Entries from a dataset:
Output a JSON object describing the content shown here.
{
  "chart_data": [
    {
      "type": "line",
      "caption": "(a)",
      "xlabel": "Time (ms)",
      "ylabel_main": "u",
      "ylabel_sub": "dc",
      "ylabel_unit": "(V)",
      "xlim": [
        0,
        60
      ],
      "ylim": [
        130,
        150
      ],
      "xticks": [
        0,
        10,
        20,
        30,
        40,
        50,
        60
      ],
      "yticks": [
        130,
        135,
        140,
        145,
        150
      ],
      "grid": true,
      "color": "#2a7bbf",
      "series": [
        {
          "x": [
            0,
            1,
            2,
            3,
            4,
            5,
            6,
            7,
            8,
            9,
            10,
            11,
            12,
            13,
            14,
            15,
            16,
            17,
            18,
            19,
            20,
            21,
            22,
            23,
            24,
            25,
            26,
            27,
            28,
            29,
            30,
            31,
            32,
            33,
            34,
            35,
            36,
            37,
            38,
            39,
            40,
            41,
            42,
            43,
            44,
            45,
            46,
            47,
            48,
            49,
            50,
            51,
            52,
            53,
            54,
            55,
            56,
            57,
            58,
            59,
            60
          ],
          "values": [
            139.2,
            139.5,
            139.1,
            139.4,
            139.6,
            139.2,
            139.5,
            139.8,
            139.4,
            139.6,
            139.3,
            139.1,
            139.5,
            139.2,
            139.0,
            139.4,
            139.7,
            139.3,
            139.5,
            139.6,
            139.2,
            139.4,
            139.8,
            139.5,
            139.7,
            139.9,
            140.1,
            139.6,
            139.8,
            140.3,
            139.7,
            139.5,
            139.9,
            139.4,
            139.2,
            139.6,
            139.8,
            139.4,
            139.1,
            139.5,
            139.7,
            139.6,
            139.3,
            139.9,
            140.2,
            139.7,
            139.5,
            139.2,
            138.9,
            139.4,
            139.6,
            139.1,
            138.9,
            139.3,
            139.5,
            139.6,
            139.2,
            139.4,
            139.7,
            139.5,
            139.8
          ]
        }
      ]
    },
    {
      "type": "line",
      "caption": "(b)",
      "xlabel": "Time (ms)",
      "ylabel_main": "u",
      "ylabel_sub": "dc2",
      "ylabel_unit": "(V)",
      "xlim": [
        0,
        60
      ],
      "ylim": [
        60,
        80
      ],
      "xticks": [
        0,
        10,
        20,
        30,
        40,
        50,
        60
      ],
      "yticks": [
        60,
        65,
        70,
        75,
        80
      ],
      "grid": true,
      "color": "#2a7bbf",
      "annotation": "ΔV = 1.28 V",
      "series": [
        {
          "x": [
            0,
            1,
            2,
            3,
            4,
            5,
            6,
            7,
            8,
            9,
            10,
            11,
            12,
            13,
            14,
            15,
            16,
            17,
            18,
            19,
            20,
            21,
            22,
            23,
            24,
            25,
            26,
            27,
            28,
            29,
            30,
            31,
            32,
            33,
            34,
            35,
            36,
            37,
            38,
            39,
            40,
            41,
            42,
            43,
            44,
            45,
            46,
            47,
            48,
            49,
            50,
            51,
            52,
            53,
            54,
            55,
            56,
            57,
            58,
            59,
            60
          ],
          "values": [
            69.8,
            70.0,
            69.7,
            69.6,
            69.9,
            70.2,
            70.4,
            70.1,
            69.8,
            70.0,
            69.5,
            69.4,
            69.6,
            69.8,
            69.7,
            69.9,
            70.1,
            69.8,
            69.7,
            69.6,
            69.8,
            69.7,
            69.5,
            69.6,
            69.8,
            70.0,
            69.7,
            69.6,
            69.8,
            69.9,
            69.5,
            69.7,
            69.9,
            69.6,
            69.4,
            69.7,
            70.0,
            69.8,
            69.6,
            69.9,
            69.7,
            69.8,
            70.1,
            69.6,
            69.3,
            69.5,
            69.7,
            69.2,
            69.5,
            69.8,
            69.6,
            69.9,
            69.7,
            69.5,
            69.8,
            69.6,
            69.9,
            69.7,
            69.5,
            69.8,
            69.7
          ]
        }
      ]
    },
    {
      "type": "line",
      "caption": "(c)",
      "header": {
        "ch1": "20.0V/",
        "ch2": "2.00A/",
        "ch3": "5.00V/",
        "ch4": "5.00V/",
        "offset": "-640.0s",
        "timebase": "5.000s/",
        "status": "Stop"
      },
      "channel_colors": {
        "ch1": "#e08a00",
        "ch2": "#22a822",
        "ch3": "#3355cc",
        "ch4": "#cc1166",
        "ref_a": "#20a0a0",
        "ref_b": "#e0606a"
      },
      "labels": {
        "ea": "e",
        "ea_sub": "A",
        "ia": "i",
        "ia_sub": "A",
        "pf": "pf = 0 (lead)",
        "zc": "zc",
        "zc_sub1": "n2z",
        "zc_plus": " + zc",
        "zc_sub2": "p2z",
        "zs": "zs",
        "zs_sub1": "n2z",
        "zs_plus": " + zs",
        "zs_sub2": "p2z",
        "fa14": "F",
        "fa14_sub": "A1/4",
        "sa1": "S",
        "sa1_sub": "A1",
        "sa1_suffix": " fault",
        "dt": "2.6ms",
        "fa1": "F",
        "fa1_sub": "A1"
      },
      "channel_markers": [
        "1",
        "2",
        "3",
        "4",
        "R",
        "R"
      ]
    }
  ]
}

**Challenge:** Quote the whole listing above, leaving nothing out.

**Final result:**
Output a JSON object describing the content shown here.
{
  "chart_data": [
    {
      "type": "line",
      "caption": "(a)",
      "xlabel": "Time (ms)",
      "ylabel_main": "u",
      "ylabel_sub": "dc",
      "ylabel_unit": "(V)",
      "xlim": [
        0,
        60
      ],
      "ylim": [
        130,
        150
      ],
      "xticks": [
        0,
        10,
        20,
        30,
        40,
        50,
        60
      ],
      "yticks": [
        130,
        135,
        140,
        145,
        150
      ],
      "grid": true,
      "color": "#2a7bbf",
      "series": [
        {
          "x": [
            0,
            1,
            2,
            3,
            4,
            5,
            6,
            7,
            8,
            9,
            10,
            11,
            12,
            13,
            14,
            15,
            16,
            17,
            18,
            19,
            20,
            21,
            22,
            23,
            24,
            25,
            26,
            27,
            28,
            29,
            30,
            31,
            32,
            33,
            34,
            35,
            36,
            37,
            38,
            39,
            40,
            41,
            42,
            43,
            44,
            45,
            46,
            47,
            48,
            49,
            50,
            51,
            52,
            53,
            54,
            55,
            56,
            57,
            58,
            59,
            60
          ],
          "values": [
            139.2,
            139.5,
            139.1,
            139.4,
            139.6,
            139.2,
            139.5,
            139.8,
            139.4,
            139.6,
            139.3,
            139.1,
            139.5,
            139.2,
            139.0,
            139.4,
            139.7,
            139.3,
            139.5,
            139.6,
            139.2,
            139.4,
            139.8,
            139.5,
            139.7,
            139.9,
            140.1,
            139.6,
            139.8,
            140.3,
            139.7,
            139.5,
            139.9,
            139.4,
            139.2,
            139.6,
            139.8,
            139.4,
            139.1,
            139.5,
            139.7,
            139.6,
            139.3,
            139.9,
            140.2,
            139.7,
            139.5,
            139.2,
            138.9,
            139.4,
            139.6,
            139.1,
            138.9,
            139.3,
            139.5,
            139.6,
            139.2,
            139.4,
            139.7,
            139.5,
            139.8
          ]
        }
      ]
    },
    {
      "type": "line",
      "caption": "(b)",
      "xlabel": "Time (ms)",
      "ylabel_main": "u",
      "ylabel_sub": "dc2",
      "ylabel_unit": "(V)",
      "xlim": [
        0,
        60
      ],
      "ylim": [
        60,
        80
      ],
      "xticks": [
        0,
        10,
        20,
        30,
        40,
        50,
        60
      ],
      "yticks": [
        60,
        65,
        70,
        75,
        80
      ],
      "grid": true,
      "color": "#2a7bbf",
      "annotation": "ΔV = 1.28 V",
      "series": [
        {
          "x": [
            0,
            1,
            2,
            3,
            4,
            5,
            6,
            7,
            8,
            9,
            10,
            11,
            12,
            13,
            14,
            15,
            16,
            17,
            18,
            19,
            20,
            21,
            22,
            23,
            24,
            25,
            26,
            27,
            28,
            29,
            30,
            31,
            32,
            33,
            34,
            35,
            36,
            37,
            38,
            39,
            40,
            41,
            42,
            43,
            44,
            45,
            46,
            47,
            48,
            49,
            50,
            51,
            52,
            53,
            54,
            55,
            56,
            57,
            58,
            59,
            60
          ],
          "values": [
            69.8,
            70.0,
            69.7,
            69.6,
            69.9,
            70.2,
            70.4,
            70.1,
            69.8,
            70.0,
            69.5,
            69.4,
            69.6,
            69.8,
            69.7,
            69.9,
            70.1,
            69.8,
            69.7,
            69.6,
            69.8,
            69.7,
            69.5,
            69.6,
            69.8,
            70.0,
            69.7,
            69.6,
            69.8,
            69.9,
            69.5,
            69.7,
            69.9,
            69.6,
            69.4,
            69.7,
            70.0,
            69.8,
            69.6,
            69.9,
            69.7,
            69.8,
            70.1,
            69.6,
            69.3,
            69.5,
            69.7,
            69.2,
            69.5,
            69.8,
            69.6,
            69.9,
            69.7,
            69.5,
            69.8,
            69.6,
            69.9,
            69.7,
            69.5,
            69.8,
            69.7
          ]
        }
      ]
    },
    {
      "type": "line",
      "caption": "(c)",
      "header": {
        "ch1": "20.0V/",
        "ch2": "2.00A/",
        "ch3": "5.00V/",
        "ch4": "5.00V/",
        "offset": "-640.0s",
        "timebase": "5.000s/",
        "status": "Stop"
      },
      "channel_colors": {
        "ch1": "#e08a00",
        "ch2": "#22a822",
        "ch3": "#3355cc",
        "ch4": "#cc1166",
        "ref_a": "#20a0a0",
        "ref_b": "#e0606a"
      },
      "labels": {
        "ea": "e",
        "ea_sub": "A",
        "ia": "i",
        "ia_sub": "A",
        "pf": "pf = 0 (lead)",
        "zc": "zc",
        "zc_sub1": "n2z",
        "zc_plus": " + zc",
        "zc_sub2": "p2z",
        "zs": "zs",
        "zs_sub1": "n2z",
        "zs_plus": " + zs",
        "zs_sub2": "p2z",
        "fa14": "F",
        "fa14_sub": "A1/4",
        "sa1": "S",
        "sa1_sub": "A1",
        "sa1_suffix": " fault",
        "dt": "2.6ms",
        "fa1": "F",
        "fa1_sub": "A1"
      },
      "channel_markers": [
        "1",
        "2",
        "3",
        "4",
        "R",
        "R"
      ]
    }
  ]
}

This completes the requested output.